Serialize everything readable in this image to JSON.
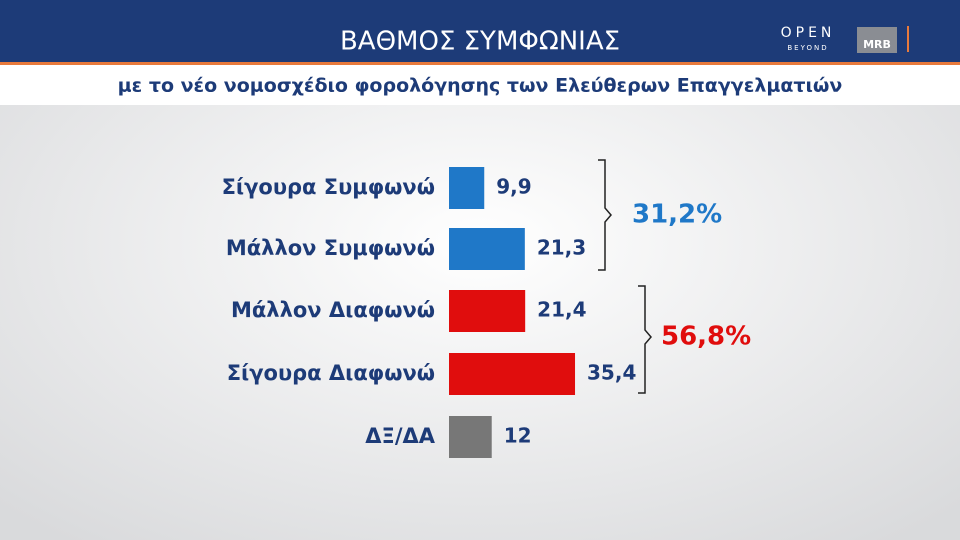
{
  "chart_data": {
    "type": "bar",
    "orientation": "horizontal",
    "title": "ΒΑΘΜΟΣ ΣΥΜΦΩΝΙΑΣ",
    "subtitle": "με το νέο νομοσχέδιο φορολόγησης των Ελεύθερων Επαγγελματιών",
    "categories": [
      "Σίγουρα Συμφωνώ",
      "Μάλλον Συμφωνώ",
      "Μάλλον Διαφωνώ",
      "Σίγουρα Διαφωνώ",
      "ΔΞ/ΔΑ"
    ],
    "values": [
      9.9,
      21.3,
      21.4,
      35.4,
      12
    ],
    "value_labels": [
      "9,9",
      "21,3",
      "21,4",
      "35,4",
      "12"
    ],
    "colors": [
      "#1f78c8",
      "#1f78c8",
      "#e00d0d",
      "#e00d0d",
      "#777777"
    ],
    "annotations": [
      {
        "label": "31,2%",
        "color": "#1f78c8"
      },
      {
        "label": "56,8%",
        "color": "#e00d0d"
      }
    ]
  },
  "logo": {
    "brand": "OPEN",
    "tagline": "BEYOND",
    "partner": "MRB"
  }
}
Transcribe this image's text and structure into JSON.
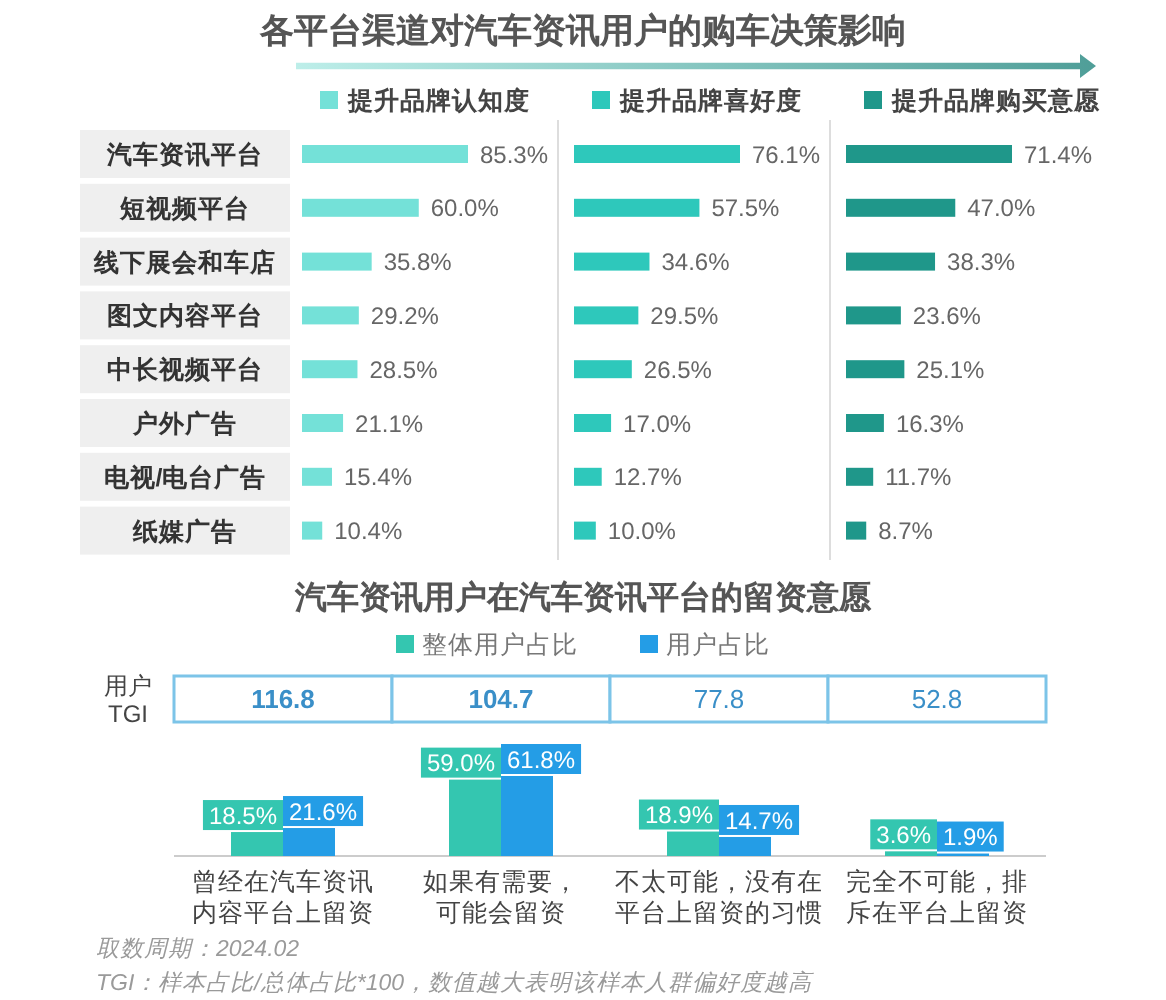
{
  "chart_data": [
    {
      "type": "bar",
      "orientation": "horizontal",
      "title": "各平台渠道对汽车资讯用户的购车决策影响",
      "legend": "top",
      "categories": [
        "汽车资讯平台",
        "短视频平台",
        "线下展会和车店",
        "图文内容平台",
        "中长视频平台",
        "户外广告",
        "电视/电台广告",
        "纸媒广告"
      ],
      "series": [
        {
          "name": "提升品牌认知度",
          "color": "#74e1d8",
          "values": [
            85.3,
            60.0,
            35.8,
            29.2,
            28.5,
            21.1,
            15.4,
            10.4
          ],
          "value_labels": [
            "85.3%",
            "60.0%",
            "35.8%",
            "29.2%",
            "28.5%",
            "21.1%",
            "15.4%",
            "10.4%"
          ]
        }
      ]
    },
    {
      "type": "bar",
      "orientation": "horizontal",
      "legend": "top",
      "tick_labels": false,
      "categories": [
        null,
        null,
        null,
        null,
        null,
        null,
        null,
        null
      ],
      "series": [
        {
          "name": "提升品牌喜好度",
          "color": "#2ec8bb",
          "values": [
            76.1,
            57.5,
            34.6,
            29.5,
            26.5,
            17.0,
            12.7,
            10.0
          ],
          "value_labels": [
            "76.1%",
            "57.5%",
            "34.6%",
            "29.5%",
            "26.5%",
            "17.0%",
            "12.7%",
            "10.0%"
          ]
        }
      ]
    },
    {
      "type": "bar",
      "orientation": "horizontal",
      "legend": "top",
      "tick_labels": false,
      "categories": [
        null,
        null,
        null,
        null,
        null,
        null,
        null,
        null
      ],
      "series": [
        {
          "name": "提升品牌购买意愿",
          "color": "#1f978a",
          "values": [
            71.4,
            47.0,
            38.3,
            23.6,
            25.1,
            16.3,
            11.7,
            8.7
          ],
          "value_labels": [
            "71.4%",
            "47.0%",
            "38.3%",
            "23.6%",
            "25.1%",
            "16.3%",
            "11.7%",
            "8.7%"
          ]
        }
      ]
    },
    {
      "type": "bar",
      "title": "汽车资讯用户在汽车资讯平台的留资意愿",
      "legend": "top",
      "categories": [
        "曾经在汽车资讯内容平台上留资",
        "如果有需要，可能会留资",
        "不太可能，没有在平台上留资的习惯",
        "完全不可能，排斥在平台上留资"
      ],
      "series": [
        {
          "name": "整体用户占比",
          "color": "#34c6b0",
          "values": [
            18.5,
            59.0,
            18.9,
            3.6
          ],
          "value_labels": [
            "18.5%",
            "59.0%",
            "18.9%",
            "3.6%"
          ]
        },
        {
          "name": "用户占比",
          "color": "#249de6",
          "values": [
            21.6,
            61.8,
            14.7,
            1.9
          ],
          "value_labels": [
            "21.6%",
            "61.8%",
            "14.7%",
            "1.9%"
          ]
        }
      ]
    },
    {
      "type": "other",
      "ylabel": "用户\nTGI",
      "color": "#3a8fc8",
      "values": [
        116.8,
        104.7,
        77.8,
        52.8
      ],
      "data_labels": true,
      "annotations": [
        "取数周期：2024.02",
        "TGI：样本占比/总体占比*100，数值越大表明该样本人群偏好度越高"
      ]
    }
  ]
}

> WORK INSTRUCTIONS: Some lines of the data above may hold the word "name"; report how many do, and nothing else.

> ANSWER TO THE PROBLEM: 5